## Problem description
Select every line holding the word "hinchazón" and copy it.

Stored entries
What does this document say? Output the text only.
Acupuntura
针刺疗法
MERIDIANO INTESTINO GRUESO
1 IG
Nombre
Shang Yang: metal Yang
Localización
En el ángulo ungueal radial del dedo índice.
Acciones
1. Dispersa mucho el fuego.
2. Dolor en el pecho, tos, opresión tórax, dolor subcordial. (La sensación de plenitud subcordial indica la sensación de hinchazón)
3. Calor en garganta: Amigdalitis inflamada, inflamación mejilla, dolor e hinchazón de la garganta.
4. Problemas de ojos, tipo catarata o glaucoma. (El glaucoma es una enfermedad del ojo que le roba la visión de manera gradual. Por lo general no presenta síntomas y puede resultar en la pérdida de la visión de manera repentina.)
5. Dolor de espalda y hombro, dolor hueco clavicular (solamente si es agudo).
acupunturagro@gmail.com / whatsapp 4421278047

## Solved problem
2. Dolor en el pecho, tos, opresión tórax, dolor subcordial. (La sensación de plenitud subcordial indica la sensación de hinchazón)
3. Calor en garganta: Amigdalitis inflamada, inflamación mejilla, dolor e hinchazón de la garganta.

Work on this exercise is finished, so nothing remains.